[Dataset entries]
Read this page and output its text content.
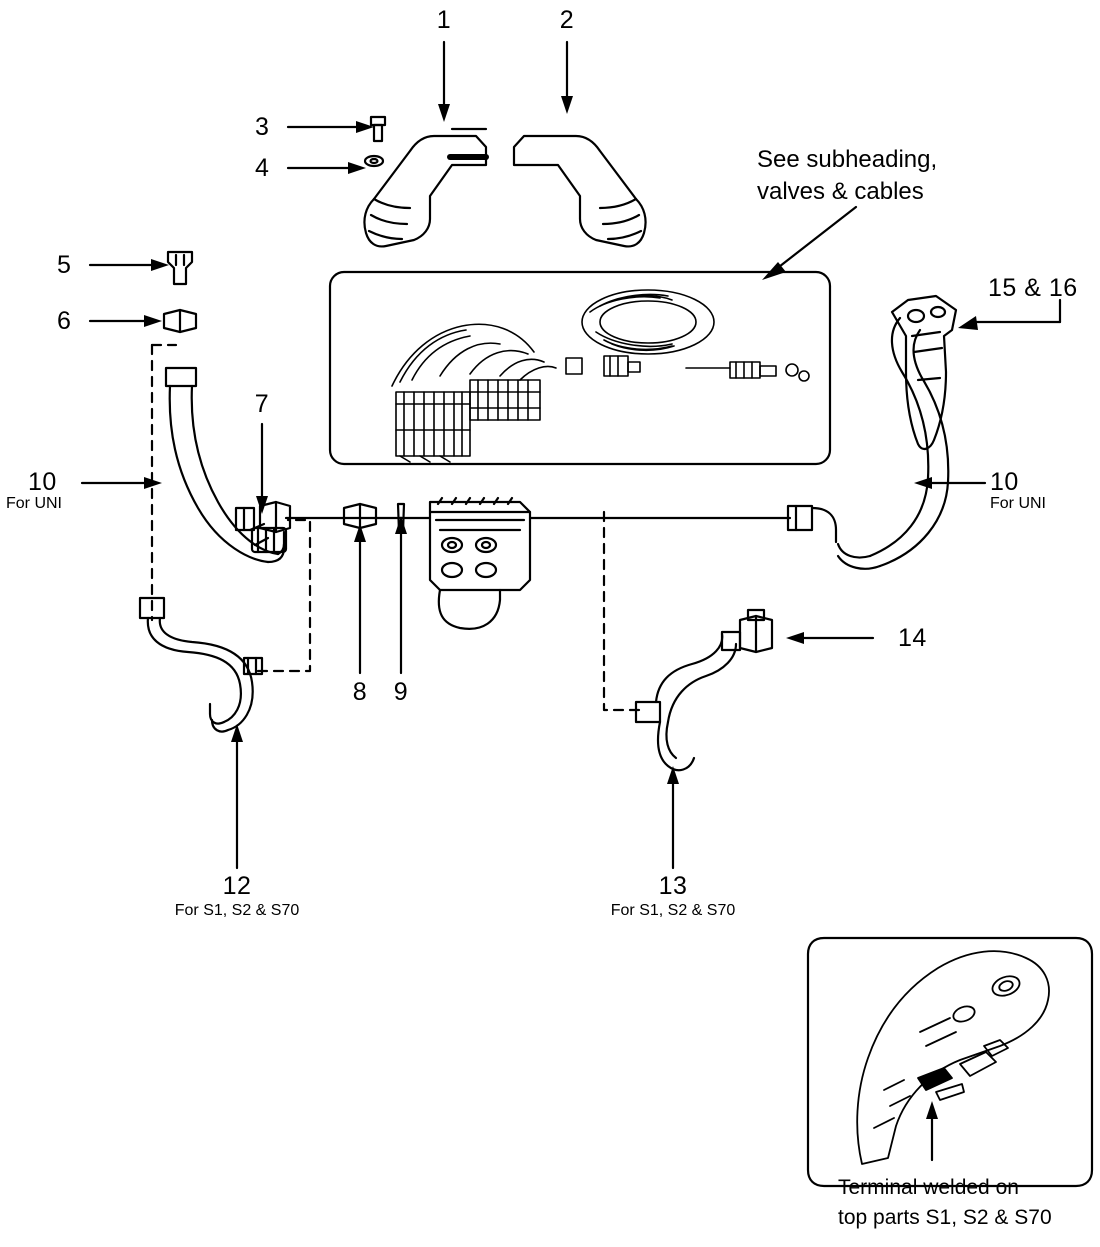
1	2
3
4
5
6
7
8 9
10
For UNI
10
For UNI
12
For S1, S2 & S70
13
For S1, S2 & S70
14
15 & 16
See subheading,
valves & cables
Terminal welded on
top parts S1, S2 & S70
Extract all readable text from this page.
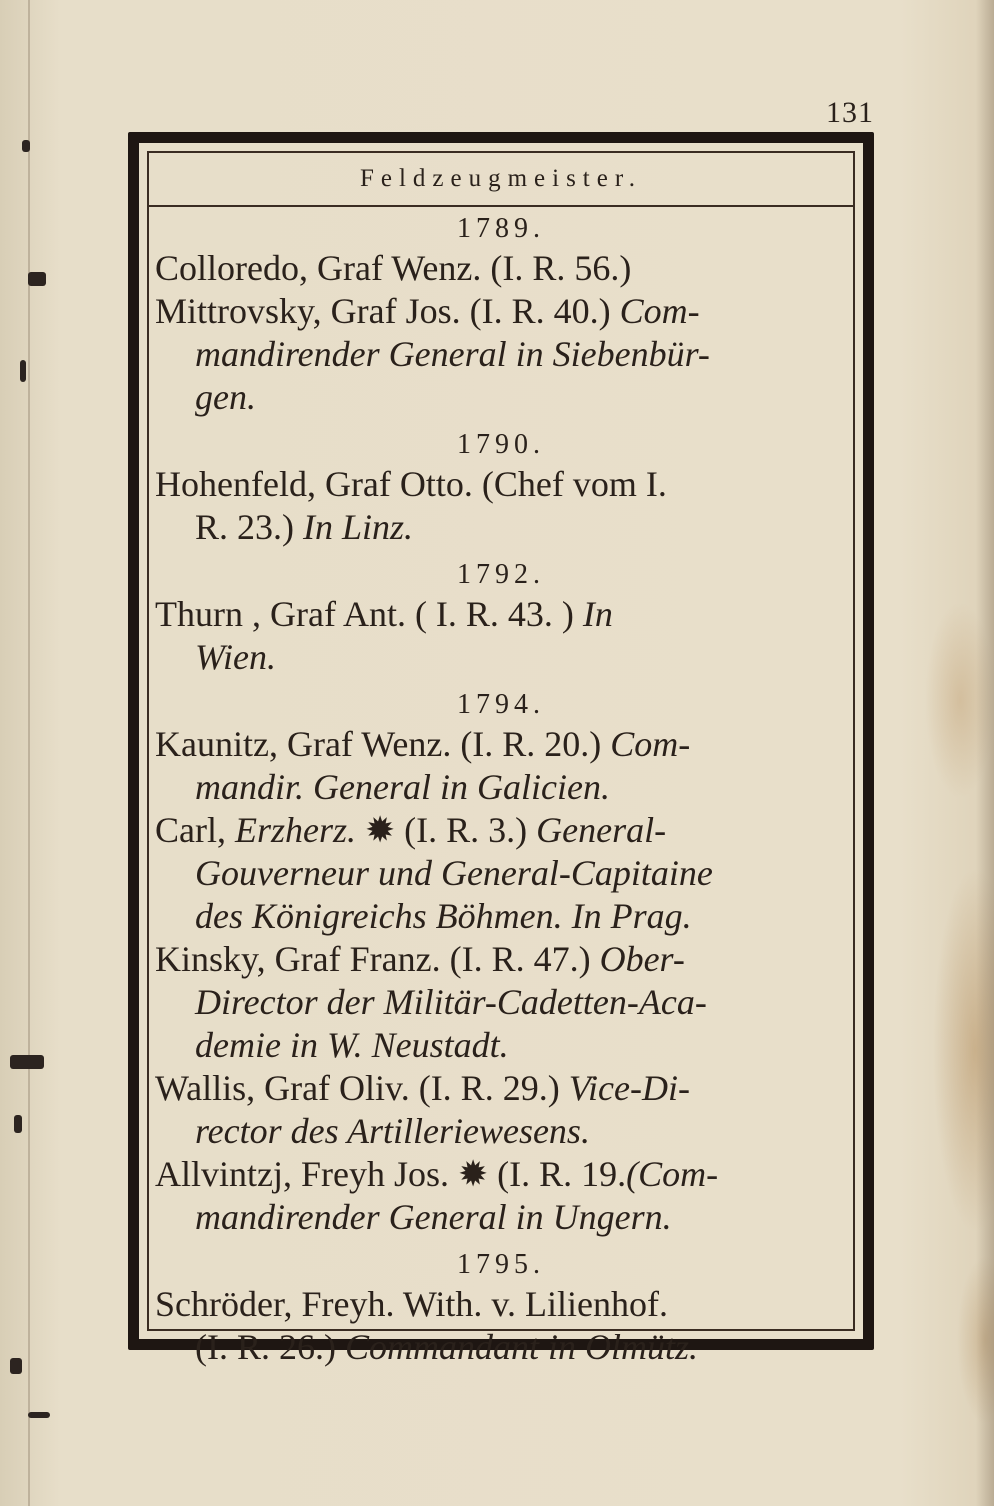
131
Feldzeugmeister.
1789.
Colloredo, Graf Wenz. (I. R. 56.)
Mittrovsky, Graf Jos. (I. R. 40.) Com-
mandirender General in Siebenbür-
gen.
1790.
Hohenfeld, Graf Otto. (Chef vom I.
R. 23.) In Linz.
1792.
Thurn , Graf Ant. ( I. R. 43. ) In
Wien.
1794.
Kaunitz, Graf Wenz. (I. R. 20.) Com-
mandir. General in Galicien.
Carl, Erzherz. ✹ (I. R. 3.) General-
Gouverneur und General-Capitaine
des Königreichs Böhmen. In Prag.
Kinsky, Graf Franz. (I. R. 47.) Ober-
Director der Militär-Cadetten-Aca-
demie in W. Neustadt.
Wallis, Graf Oliv. (I. R. 29.) Vice-Di-
rector des Artilleriewesens.
Allvintzj, Freyh Jos. ✹ (I. R. 19.(Com-
mandirender General in Ungern.
1795.
Schröder, Freyh. With. v. Lilienhof.
(I. R. 26.) Commandant in Olmütz.
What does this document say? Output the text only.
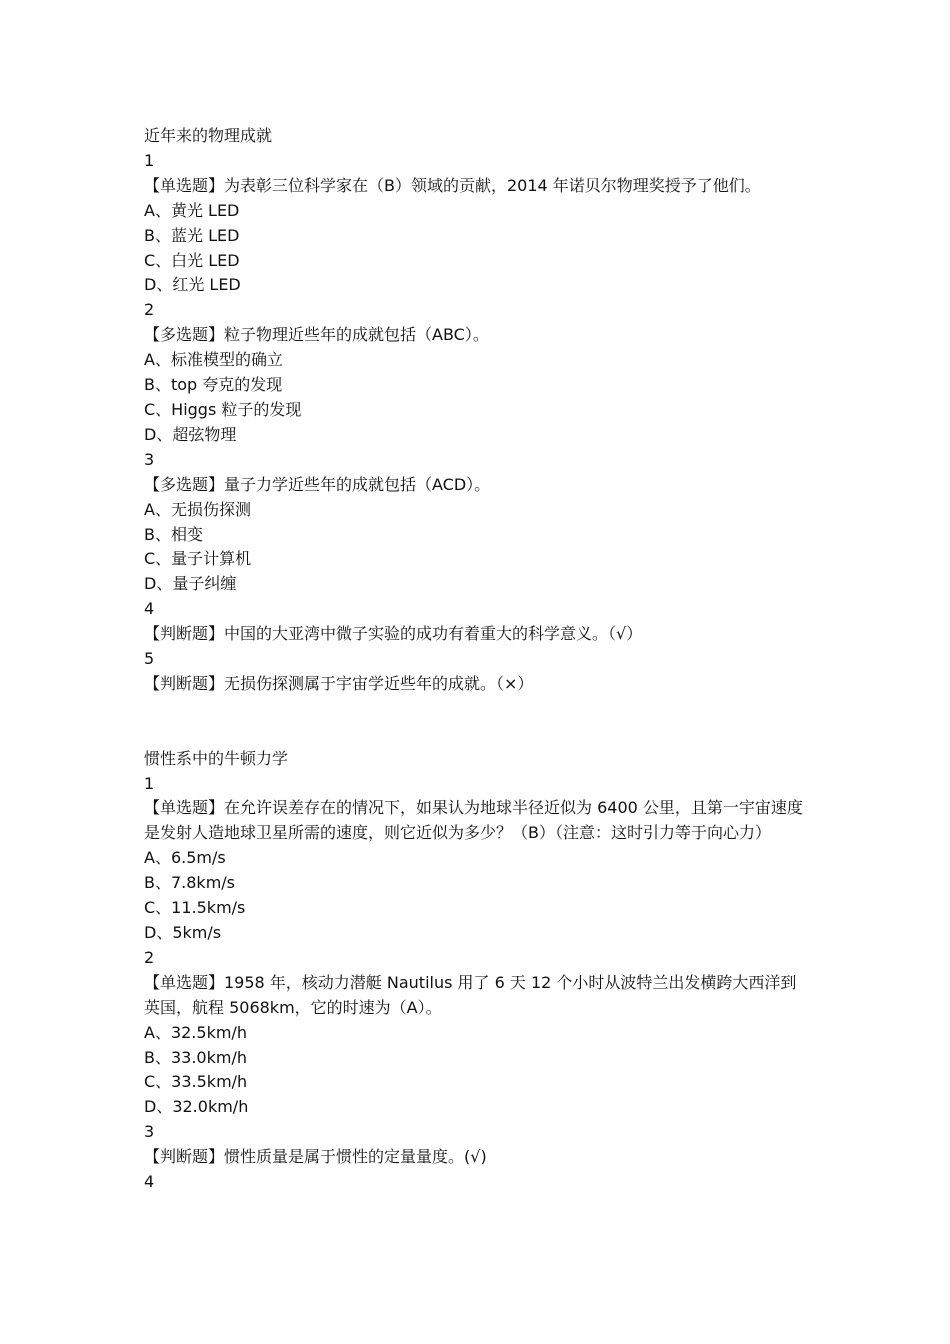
近年来的物理成就

1

【单选题】为表彰三位科学家在（B）领域的贡献，2014 年诺贝尔物理奖授予了他们。

A、黄光 LED

B、蓝光 LED

C、白光 LED

D、红光 LED

2

【多选题】粒子物理近些年的成就包括（ABC）。

A、标准模型的确立

B、top 夸克的发现

C、Higgs 粒子的发现

D、超弦物理

3

【多选题】量子力学近些年的成就包括（ACD）。

A、无损伤探测

B、相变

C、量子计算机

D、量子纠缠

4

【判断题】中国的大亚湾中微子实验的成功有着重大的科学意义。（√）

5

【判断题】无损伤探测属于宇宙学近些年的成就。（×）

惯性系中的牛顿力学

1

【单选题】在允许误差存在的情况下，如果认为地球半径近似为 6400 公里，且第一宇宙速度是发射人造地球卫星所需的速度，则它近似为多少？（B）（注意：这时引力等于向心力）

A、6.5m/s

B、7.8km/s

C、11.5km/s

D、5km/s

2

【单选题】1958 年，核动力潜艇 Nautilus 用了 6 天 12 个小时从波特兰出发横跨大西洋到英国，航程 5068km，它的时速为（A）。

A、32.5km/h

B、33.0km/h

C、33.5km/h

D、32.0km/h

3

【判断题】惯性质量是属于惯性的定量量度。(√)

4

[EXERCISE TASK] Going through the entries above line by line, work out how many lines include the word "mandirender". Only the number is required.

[EXPECTED ANSWER] 2